**TASK DIRECTIONS:**
How many lines in the listing below include the word "Solar"? Reply with the count alone.

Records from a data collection
○ ○ ○ ○ ○ ○ ○

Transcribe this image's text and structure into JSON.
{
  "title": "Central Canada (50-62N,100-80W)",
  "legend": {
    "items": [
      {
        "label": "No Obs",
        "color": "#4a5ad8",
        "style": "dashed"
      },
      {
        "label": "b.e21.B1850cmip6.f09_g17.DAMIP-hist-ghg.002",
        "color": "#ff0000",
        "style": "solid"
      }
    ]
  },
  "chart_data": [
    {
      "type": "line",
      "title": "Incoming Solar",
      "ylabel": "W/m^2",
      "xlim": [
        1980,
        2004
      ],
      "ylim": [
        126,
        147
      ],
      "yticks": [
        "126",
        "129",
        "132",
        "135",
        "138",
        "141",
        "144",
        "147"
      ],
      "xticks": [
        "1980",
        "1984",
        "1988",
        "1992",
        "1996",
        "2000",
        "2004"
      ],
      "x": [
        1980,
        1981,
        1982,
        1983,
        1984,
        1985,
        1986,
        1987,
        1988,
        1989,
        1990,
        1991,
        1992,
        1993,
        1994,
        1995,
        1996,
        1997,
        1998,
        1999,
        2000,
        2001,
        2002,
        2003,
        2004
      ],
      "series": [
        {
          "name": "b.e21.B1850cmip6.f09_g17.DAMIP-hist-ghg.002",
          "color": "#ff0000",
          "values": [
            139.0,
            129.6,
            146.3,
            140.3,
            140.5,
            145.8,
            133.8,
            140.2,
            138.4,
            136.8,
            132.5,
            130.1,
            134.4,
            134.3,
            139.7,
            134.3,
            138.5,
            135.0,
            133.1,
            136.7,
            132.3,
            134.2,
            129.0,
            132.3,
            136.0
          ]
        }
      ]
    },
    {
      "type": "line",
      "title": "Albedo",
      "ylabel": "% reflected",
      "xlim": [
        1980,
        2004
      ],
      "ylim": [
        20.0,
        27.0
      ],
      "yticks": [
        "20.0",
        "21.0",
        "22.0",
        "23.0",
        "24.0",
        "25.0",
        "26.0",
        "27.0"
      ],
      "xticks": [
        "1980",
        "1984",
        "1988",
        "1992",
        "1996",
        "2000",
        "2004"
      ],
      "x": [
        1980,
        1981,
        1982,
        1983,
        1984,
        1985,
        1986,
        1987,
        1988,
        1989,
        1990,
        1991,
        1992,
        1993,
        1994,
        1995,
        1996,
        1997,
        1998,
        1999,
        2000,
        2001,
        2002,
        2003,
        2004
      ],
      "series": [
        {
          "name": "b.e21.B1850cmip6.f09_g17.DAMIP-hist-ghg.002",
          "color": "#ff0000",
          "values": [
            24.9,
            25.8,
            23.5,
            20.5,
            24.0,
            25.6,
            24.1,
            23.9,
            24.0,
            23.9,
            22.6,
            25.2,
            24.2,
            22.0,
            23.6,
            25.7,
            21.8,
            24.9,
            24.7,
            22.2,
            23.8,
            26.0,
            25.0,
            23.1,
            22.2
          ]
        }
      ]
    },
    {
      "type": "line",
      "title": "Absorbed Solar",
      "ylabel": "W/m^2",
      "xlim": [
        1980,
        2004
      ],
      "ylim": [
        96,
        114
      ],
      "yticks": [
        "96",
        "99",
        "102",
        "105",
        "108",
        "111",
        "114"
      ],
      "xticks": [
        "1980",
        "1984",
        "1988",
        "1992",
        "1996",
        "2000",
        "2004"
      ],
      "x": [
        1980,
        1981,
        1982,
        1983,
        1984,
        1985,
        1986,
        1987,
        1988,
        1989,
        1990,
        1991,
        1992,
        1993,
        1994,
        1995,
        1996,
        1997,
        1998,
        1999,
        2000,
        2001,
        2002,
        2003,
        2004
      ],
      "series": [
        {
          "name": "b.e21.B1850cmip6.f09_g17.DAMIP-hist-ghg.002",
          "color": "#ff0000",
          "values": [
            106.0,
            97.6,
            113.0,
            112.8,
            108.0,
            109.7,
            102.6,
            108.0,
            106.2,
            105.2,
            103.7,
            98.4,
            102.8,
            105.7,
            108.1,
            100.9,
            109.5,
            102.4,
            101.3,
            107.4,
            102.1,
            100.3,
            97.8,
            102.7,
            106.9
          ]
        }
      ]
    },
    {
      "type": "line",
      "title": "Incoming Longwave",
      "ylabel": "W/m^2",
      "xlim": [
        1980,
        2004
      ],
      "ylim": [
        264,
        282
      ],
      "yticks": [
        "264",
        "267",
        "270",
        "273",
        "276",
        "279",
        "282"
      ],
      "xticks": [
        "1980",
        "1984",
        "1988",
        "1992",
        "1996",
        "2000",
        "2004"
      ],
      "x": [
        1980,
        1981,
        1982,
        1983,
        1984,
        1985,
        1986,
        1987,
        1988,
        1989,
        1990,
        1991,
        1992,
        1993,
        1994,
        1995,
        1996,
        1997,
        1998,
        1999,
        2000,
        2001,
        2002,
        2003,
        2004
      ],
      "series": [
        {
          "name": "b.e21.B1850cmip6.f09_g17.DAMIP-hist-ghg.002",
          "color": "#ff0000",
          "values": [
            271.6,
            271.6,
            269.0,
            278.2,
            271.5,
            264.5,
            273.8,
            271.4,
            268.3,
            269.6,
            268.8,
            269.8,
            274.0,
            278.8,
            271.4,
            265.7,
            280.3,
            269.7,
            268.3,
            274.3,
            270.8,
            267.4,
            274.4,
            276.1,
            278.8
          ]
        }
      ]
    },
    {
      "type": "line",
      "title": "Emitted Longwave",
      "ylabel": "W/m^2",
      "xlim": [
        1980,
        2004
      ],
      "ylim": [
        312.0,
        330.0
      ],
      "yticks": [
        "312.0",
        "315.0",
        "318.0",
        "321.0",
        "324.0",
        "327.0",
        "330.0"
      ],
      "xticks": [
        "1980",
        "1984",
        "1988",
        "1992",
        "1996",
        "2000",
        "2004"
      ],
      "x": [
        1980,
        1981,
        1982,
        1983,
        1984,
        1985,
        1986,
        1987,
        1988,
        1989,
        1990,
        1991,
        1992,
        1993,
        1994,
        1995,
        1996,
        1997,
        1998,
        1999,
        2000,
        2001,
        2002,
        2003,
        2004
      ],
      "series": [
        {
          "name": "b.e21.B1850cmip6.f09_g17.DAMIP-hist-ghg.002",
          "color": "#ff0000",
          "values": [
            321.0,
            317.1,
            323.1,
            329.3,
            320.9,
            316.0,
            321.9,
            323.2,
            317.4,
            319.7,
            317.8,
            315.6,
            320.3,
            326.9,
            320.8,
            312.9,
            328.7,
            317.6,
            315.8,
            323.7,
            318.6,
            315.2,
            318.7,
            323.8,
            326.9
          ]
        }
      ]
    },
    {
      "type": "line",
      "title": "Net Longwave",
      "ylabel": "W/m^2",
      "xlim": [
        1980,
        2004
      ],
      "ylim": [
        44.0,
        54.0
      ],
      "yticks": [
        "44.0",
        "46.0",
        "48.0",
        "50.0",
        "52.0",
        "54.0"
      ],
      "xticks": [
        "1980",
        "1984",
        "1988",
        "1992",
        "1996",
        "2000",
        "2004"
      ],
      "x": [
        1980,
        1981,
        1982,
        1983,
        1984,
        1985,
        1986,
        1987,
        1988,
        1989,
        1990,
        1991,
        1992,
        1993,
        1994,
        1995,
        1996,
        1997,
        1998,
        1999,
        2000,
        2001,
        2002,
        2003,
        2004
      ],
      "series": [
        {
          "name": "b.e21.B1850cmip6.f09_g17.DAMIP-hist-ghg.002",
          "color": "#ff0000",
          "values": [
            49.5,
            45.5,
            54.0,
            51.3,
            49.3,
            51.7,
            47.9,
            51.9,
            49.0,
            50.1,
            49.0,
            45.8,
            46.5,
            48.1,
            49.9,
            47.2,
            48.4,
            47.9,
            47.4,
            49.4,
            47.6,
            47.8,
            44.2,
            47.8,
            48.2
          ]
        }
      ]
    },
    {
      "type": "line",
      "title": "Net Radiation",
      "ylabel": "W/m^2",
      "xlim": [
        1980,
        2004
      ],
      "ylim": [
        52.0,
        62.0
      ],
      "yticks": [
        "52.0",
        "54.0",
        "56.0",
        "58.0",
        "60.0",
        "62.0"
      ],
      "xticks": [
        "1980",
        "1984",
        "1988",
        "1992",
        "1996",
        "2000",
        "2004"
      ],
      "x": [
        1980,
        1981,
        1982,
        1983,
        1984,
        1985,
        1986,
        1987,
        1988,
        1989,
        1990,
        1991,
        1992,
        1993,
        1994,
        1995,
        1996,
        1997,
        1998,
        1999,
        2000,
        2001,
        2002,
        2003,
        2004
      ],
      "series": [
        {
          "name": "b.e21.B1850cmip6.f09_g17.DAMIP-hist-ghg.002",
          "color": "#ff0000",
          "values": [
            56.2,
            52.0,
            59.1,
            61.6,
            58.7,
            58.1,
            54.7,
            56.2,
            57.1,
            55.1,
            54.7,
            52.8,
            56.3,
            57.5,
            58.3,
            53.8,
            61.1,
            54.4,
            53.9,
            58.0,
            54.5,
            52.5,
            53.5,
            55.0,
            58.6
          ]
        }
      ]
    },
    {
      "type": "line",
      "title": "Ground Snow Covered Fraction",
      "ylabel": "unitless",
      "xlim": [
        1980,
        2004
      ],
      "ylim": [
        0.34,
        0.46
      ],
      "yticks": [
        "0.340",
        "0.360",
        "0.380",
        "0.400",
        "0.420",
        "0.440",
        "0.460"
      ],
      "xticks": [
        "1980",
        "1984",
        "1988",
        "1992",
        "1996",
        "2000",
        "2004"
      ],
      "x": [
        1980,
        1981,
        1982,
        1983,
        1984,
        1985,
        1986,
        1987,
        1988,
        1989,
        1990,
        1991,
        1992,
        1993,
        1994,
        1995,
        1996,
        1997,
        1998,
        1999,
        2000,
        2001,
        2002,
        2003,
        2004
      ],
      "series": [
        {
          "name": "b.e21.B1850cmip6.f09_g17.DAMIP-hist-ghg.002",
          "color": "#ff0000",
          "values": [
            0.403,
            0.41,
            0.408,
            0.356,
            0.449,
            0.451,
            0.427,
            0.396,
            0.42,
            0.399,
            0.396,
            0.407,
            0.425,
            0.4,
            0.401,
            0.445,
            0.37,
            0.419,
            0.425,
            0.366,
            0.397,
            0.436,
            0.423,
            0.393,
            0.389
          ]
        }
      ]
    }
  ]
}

○ ○ ○ ○ ○ ○ ○

**TASK ANSWER:**
2